> _Aim of the task_
Scan the data below and pick out the lines containing the word "осуществления".

> _Extracted data_
** begin **

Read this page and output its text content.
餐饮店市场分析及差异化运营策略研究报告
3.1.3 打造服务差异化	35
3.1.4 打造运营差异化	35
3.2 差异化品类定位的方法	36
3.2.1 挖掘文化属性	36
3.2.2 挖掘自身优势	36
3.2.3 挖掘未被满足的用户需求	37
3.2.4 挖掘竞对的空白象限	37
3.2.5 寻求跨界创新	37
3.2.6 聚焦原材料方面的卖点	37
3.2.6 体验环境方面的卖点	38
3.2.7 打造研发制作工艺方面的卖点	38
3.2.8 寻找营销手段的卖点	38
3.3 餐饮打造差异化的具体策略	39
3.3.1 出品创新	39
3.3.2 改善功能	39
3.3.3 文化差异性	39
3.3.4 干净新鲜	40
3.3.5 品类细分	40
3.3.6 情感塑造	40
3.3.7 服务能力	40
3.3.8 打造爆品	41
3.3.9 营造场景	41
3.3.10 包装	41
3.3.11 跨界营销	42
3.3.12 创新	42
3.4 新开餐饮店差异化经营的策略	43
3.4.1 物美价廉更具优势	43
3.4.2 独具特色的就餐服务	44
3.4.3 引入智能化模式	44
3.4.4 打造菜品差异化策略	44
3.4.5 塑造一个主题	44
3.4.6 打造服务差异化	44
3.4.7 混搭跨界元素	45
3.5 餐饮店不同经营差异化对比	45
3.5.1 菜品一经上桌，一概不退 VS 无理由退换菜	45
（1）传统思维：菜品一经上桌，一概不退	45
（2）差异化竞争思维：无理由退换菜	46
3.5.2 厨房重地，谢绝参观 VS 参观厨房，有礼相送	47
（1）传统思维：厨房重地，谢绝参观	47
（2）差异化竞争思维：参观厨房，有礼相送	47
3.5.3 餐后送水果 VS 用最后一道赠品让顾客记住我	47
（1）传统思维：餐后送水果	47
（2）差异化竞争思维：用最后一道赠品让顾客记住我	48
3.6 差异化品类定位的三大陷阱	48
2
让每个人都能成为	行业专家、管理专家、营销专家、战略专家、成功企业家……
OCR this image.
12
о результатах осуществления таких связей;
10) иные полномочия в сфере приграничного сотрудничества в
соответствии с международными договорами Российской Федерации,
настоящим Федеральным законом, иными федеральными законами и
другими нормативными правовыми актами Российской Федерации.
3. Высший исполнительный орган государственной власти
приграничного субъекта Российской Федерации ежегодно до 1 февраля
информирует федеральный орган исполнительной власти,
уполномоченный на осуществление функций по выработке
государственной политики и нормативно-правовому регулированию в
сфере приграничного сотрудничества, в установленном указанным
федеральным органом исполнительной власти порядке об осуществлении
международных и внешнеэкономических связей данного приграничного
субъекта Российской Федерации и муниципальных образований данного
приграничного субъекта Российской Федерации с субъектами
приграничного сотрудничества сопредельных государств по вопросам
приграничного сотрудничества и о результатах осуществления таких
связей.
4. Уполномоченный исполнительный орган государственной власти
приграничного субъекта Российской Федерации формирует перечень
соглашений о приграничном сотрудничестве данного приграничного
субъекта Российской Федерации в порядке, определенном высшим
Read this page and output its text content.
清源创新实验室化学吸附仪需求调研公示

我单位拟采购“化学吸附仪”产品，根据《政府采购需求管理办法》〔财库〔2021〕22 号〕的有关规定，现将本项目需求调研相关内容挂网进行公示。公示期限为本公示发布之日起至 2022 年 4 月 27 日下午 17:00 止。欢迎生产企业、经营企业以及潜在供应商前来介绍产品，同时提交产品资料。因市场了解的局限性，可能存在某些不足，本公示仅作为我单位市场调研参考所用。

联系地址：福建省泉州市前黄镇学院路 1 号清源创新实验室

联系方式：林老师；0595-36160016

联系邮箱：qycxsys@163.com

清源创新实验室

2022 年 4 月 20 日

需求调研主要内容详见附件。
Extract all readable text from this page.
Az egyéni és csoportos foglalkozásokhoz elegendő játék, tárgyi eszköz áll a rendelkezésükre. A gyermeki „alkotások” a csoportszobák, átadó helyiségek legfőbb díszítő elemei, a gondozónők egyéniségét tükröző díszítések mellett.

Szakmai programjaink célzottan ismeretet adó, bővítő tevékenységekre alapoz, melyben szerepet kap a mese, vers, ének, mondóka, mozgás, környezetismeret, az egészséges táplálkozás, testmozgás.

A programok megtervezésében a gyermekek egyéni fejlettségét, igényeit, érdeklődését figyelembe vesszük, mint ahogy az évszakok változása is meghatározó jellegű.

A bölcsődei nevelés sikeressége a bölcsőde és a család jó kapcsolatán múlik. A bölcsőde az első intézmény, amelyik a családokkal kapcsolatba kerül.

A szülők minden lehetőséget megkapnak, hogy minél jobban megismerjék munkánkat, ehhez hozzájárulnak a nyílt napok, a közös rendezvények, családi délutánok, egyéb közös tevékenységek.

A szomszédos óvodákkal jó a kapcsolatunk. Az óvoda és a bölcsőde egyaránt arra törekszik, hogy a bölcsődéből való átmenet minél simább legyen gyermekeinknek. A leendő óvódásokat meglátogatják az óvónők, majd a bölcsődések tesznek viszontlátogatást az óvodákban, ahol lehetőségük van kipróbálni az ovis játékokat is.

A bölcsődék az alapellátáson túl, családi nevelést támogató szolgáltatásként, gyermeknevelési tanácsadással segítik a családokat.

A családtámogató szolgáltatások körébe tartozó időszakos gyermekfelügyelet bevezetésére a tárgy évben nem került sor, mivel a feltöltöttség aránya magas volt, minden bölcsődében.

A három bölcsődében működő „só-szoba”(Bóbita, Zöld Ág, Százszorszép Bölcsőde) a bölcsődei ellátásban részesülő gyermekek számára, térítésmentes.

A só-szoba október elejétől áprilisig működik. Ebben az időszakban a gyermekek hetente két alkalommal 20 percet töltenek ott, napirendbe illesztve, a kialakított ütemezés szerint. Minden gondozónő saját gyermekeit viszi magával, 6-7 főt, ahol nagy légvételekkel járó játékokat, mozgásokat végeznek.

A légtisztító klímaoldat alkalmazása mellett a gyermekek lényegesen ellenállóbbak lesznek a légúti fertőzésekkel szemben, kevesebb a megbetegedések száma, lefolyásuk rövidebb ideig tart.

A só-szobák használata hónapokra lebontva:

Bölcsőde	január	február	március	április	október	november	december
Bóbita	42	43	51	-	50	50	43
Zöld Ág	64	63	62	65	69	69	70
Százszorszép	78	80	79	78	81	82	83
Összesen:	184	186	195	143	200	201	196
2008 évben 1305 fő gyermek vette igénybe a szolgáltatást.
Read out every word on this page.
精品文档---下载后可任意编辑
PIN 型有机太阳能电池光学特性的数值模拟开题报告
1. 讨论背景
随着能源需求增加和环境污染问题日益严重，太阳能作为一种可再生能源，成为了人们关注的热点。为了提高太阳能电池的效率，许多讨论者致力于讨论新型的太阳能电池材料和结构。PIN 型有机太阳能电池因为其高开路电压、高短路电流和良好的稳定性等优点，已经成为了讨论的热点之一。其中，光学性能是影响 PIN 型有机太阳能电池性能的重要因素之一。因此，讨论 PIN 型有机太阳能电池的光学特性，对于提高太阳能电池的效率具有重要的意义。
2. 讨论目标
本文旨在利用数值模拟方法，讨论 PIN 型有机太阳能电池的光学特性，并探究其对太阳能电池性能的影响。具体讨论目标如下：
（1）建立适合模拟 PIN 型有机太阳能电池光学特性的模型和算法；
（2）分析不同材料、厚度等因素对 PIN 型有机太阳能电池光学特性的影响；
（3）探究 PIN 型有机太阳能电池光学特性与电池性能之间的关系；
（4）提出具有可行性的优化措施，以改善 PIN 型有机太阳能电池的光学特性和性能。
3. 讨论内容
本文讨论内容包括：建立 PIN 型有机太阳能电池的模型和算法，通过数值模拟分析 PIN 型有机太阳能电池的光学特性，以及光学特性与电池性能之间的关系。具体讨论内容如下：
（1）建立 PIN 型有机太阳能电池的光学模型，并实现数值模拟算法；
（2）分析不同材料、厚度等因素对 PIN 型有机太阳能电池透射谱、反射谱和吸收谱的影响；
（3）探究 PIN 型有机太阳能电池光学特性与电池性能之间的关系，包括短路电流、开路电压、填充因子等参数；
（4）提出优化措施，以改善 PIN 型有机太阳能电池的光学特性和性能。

** end **

> _Exercise answer_
о результатах осуществления таких связей;
приграничного сотрудничества и о результатах осуществления таких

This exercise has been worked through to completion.